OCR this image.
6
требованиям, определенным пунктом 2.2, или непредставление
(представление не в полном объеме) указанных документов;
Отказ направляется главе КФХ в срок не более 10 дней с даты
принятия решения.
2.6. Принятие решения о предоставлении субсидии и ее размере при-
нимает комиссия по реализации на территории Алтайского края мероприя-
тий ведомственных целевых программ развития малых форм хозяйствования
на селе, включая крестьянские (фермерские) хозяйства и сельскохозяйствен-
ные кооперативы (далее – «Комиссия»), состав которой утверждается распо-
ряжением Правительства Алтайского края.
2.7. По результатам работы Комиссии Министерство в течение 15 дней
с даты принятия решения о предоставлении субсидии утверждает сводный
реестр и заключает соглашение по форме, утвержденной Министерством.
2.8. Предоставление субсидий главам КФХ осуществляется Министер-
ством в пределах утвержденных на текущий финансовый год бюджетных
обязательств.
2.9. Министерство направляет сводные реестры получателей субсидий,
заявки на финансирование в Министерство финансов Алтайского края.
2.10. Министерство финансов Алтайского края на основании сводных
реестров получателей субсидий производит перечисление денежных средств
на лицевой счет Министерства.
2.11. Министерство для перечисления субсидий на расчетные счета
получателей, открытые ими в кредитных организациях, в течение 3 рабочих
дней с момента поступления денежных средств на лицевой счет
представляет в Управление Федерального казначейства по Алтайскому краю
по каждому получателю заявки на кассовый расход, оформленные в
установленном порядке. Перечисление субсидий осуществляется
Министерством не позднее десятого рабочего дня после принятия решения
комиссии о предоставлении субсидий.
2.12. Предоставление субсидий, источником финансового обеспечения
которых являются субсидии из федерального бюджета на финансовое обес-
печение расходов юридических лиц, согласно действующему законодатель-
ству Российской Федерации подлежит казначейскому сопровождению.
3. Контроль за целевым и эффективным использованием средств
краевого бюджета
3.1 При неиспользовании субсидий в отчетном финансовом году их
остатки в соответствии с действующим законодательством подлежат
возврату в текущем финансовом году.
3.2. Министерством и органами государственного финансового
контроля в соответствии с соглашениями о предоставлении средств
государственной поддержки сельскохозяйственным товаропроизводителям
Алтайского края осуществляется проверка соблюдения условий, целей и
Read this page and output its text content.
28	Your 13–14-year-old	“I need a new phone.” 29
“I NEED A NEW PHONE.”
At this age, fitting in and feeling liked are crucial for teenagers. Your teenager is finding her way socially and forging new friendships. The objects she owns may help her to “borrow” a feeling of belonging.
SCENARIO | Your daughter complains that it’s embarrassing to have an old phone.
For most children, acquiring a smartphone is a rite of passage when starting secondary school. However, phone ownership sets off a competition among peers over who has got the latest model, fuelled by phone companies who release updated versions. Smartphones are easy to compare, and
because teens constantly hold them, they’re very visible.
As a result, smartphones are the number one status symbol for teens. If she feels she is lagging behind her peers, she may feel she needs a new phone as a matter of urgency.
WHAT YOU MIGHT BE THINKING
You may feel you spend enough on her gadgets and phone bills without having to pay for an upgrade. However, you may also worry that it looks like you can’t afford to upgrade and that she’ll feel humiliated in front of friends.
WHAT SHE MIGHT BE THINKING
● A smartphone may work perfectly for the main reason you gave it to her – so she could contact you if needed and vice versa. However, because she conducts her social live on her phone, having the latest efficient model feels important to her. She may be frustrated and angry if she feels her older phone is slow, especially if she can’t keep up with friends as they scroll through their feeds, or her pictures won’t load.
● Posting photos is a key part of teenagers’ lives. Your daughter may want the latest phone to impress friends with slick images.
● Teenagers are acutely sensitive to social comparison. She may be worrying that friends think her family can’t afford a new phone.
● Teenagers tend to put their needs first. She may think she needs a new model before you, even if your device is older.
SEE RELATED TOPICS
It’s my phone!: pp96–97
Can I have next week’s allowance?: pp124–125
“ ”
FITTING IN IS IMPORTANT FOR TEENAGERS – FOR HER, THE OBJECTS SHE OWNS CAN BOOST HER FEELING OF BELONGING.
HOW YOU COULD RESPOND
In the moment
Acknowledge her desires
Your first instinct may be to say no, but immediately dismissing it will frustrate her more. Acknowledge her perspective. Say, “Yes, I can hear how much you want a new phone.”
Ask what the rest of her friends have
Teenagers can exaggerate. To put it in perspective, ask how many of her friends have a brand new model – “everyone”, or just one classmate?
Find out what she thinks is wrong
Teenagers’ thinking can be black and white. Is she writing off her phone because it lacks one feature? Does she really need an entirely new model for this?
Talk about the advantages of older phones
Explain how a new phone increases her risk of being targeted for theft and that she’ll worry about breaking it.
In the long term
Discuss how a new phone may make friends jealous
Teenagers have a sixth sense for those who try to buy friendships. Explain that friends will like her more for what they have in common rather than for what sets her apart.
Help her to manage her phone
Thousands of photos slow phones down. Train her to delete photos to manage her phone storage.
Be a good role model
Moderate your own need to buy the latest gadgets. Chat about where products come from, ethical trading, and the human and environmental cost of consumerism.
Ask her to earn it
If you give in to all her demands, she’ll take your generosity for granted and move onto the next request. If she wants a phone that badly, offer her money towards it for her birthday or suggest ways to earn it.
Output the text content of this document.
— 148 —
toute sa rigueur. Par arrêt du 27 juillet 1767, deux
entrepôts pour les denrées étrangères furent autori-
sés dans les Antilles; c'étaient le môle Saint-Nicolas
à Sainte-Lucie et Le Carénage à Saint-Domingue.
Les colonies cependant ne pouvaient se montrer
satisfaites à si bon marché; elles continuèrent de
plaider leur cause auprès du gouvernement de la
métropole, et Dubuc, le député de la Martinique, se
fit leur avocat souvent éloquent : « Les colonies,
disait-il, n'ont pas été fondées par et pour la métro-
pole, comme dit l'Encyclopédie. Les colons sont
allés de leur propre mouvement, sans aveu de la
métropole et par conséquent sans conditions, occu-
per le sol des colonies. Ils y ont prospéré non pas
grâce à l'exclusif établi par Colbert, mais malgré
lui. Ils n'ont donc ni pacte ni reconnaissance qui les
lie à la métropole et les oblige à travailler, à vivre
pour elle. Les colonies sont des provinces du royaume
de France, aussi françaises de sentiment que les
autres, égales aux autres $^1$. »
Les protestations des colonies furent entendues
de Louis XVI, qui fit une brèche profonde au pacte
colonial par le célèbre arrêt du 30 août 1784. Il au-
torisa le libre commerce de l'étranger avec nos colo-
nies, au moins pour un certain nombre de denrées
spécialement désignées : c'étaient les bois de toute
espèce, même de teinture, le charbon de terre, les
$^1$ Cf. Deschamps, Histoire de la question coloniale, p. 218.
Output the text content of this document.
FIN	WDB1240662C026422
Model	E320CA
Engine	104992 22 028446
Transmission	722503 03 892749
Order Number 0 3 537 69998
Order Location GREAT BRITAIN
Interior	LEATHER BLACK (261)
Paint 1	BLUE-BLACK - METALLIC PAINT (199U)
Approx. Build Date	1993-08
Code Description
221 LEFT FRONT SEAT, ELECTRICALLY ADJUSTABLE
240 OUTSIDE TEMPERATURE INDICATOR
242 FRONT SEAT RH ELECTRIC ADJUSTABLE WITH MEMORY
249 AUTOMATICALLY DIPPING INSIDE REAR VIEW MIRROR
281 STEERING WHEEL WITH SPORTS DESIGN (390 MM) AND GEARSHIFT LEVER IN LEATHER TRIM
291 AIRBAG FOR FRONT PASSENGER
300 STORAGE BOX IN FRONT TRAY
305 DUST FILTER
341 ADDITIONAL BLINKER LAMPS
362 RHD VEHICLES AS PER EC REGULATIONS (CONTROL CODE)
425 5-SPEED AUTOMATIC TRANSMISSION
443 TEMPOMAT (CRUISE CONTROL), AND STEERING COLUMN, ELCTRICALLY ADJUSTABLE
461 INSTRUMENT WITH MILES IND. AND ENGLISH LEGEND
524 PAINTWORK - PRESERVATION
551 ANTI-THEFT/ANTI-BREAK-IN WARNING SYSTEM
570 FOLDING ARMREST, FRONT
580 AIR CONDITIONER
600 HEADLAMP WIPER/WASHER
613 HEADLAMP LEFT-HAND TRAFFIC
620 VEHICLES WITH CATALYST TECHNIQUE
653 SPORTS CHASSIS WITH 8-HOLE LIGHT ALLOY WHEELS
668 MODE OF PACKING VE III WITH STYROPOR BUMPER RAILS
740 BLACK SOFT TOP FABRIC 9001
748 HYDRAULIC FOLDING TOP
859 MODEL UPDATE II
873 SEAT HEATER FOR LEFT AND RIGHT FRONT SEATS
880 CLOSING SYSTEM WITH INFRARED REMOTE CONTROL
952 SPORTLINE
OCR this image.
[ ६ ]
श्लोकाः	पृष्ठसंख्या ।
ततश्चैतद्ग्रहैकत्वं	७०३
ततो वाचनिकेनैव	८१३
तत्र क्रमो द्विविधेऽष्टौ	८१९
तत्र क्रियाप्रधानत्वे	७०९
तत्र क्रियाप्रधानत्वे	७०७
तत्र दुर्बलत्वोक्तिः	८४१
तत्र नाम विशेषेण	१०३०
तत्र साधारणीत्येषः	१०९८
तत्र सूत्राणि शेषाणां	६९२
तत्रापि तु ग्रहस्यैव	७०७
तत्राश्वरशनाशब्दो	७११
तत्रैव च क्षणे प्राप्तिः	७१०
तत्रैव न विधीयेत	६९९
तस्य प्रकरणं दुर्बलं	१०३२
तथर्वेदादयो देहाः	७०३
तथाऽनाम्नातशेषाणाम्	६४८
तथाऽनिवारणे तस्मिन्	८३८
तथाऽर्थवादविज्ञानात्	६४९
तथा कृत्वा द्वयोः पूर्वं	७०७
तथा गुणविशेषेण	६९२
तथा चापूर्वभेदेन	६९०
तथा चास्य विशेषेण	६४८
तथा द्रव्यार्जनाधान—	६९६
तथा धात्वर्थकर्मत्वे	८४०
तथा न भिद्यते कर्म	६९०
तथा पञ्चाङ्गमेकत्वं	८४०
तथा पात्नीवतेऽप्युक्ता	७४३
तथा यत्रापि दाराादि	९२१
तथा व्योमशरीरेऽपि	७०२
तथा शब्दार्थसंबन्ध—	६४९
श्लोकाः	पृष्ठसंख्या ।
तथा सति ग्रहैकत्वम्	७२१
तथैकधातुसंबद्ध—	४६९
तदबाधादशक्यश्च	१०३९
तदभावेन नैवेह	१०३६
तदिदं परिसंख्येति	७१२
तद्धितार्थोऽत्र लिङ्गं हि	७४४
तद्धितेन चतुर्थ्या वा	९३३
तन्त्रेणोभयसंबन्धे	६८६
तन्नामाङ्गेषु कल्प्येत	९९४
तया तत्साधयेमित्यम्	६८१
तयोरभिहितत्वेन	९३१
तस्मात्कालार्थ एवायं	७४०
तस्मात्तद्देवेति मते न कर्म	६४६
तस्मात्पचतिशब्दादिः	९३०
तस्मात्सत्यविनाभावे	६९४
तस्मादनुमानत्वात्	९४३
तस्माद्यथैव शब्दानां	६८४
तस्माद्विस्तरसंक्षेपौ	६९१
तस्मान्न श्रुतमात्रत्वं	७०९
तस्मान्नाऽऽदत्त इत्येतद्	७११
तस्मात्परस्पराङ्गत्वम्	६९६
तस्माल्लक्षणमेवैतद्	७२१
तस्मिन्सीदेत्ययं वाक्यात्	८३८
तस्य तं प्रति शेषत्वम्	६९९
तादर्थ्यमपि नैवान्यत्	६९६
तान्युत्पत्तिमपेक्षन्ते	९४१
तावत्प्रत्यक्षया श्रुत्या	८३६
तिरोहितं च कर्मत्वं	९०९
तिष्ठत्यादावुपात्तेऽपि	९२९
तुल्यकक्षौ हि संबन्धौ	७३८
•••••
**Aim:**
For the entries above, count the lines that contain the string "Предоставление", and state that number without further comment.

**Problem solution:**
2